## Exercise input
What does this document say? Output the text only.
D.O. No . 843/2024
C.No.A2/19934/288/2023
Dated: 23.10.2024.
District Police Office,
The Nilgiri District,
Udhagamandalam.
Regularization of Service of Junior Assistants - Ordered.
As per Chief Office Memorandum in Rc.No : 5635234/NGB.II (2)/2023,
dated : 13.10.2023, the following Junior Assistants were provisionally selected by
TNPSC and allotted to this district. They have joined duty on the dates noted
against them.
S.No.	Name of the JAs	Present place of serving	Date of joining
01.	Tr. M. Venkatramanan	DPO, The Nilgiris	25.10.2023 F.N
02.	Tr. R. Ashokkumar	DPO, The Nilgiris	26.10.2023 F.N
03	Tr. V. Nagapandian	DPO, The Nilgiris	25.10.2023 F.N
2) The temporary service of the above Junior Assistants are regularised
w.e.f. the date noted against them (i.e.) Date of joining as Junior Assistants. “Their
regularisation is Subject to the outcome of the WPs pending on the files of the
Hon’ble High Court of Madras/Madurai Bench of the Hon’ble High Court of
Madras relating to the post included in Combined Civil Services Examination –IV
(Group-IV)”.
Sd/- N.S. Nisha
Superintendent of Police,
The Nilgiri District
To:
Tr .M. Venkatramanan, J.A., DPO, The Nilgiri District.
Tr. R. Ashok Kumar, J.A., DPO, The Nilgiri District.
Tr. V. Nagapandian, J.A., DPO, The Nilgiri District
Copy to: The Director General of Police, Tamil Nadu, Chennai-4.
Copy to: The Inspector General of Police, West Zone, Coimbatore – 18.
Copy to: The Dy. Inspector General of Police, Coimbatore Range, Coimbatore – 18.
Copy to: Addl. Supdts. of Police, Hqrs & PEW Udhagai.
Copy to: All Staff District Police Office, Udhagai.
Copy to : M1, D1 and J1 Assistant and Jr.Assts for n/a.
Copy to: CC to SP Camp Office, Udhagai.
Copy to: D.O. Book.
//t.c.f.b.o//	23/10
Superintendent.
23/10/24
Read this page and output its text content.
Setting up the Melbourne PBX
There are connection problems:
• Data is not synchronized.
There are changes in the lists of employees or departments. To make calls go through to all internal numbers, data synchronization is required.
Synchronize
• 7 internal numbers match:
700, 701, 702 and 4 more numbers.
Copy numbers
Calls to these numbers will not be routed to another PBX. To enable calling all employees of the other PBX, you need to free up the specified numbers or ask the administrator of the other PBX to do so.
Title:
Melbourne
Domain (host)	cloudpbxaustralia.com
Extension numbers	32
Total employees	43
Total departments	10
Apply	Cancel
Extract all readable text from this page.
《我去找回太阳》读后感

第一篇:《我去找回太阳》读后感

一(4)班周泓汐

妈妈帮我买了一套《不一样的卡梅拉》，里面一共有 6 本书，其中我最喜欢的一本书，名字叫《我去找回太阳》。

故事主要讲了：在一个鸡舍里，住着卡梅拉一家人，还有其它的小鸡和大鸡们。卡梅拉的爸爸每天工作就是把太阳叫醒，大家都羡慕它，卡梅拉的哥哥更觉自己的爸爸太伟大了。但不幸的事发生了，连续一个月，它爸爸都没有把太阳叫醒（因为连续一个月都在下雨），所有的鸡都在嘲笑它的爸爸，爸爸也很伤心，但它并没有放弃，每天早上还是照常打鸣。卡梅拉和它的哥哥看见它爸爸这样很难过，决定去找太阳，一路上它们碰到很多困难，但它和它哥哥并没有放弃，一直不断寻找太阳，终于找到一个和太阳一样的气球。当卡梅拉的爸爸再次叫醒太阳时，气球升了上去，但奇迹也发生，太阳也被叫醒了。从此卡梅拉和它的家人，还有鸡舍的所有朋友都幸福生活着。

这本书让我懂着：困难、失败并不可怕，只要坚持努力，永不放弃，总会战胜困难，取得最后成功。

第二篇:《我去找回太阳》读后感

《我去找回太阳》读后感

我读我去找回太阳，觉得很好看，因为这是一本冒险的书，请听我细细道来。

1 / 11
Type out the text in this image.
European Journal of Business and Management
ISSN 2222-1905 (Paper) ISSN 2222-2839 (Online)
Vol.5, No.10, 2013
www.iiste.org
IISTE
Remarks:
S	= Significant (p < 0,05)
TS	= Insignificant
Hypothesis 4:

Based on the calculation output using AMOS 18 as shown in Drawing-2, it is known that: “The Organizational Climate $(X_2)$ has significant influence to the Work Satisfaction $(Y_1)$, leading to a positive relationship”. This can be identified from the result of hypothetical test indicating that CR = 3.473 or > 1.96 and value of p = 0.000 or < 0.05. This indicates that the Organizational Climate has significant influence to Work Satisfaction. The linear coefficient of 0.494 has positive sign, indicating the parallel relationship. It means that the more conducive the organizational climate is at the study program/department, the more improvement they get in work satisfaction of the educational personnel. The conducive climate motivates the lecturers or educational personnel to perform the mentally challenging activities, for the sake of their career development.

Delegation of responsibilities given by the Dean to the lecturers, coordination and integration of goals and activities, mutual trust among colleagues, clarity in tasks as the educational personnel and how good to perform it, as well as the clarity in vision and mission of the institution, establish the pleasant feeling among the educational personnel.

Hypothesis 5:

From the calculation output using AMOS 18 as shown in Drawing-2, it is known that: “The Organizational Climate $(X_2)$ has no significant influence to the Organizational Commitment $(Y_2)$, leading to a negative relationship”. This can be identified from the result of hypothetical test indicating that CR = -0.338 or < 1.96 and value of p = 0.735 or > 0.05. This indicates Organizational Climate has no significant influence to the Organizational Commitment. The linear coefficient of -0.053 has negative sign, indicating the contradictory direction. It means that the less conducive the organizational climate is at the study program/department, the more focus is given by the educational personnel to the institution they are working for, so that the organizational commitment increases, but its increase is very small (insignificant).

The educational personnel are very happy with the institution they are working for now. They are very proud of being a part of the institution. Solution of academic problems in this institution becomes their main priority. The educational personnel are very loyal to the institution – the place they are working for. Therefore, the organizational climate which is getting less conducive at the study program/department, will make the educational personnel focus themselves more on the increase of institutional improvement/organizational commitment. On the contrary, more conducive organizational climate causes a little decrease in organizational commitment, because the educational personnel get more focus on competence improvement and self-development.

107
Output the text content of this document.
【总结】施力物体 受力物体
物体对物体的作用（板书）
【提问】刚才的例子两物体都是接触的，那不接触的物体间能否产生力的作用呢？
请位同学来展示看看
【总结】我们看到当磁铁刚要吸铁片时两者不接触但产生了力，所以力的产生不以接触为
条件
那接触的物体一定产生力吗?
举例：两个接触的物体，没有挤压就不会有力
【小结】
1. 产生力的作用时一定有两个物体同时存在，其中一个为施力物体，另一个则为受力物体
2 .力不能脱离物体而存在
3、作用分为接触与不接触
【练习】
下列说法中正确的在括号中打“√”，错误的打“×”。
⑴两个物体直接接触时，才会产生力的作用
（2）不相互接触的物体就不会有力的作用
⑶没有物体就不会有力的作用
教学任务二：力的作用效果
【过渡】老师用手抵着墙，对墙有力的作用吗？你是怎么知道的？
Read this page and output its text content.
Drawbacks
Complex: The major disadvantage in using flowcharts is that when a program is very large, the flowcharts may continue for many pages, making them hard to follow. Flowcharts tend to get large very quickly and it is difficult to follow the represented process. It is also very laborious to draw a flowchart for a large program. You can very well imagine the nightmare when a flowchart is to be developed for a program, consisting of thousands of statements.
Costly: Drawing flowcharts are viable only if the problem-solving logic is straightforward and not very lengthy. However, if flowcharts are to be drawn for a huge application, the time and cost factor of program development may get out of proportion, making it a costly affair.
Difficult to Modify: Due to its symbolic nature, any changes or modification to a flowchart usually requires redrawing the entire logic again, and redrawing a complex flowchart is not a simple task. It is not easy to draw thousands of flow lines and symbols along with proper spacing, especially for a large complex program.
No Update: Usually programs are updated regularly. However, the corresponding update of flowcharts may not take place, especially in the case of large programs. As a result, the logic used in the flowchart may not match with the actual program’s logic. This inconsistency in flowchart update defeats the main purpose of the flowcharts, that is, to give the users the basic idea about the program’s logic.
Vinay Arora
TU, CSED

## What is being asked
Copy all lines from the material that contain "making".

## In response
Complex: The major disadvantage in using flowcharts is that when a program is very large, the flowcharts may continue for many pages, making them hard to follow. Flowcharts tend to get large very quickly and it is difficult to follow the represented process. It is also very laborious to draw a flowchart for a large program. You can very well imagine the nightmare when a flowchart is to be developed for a program, consisting of thousands of statements.
Costly: Drawing flowcharts are viable only if the problem-solving logic is straightforward and not very lengthy. However, if flowcharts are to be drawn for a huge application, the time and cost factor of program development may get out of proportion, making it a costly affair.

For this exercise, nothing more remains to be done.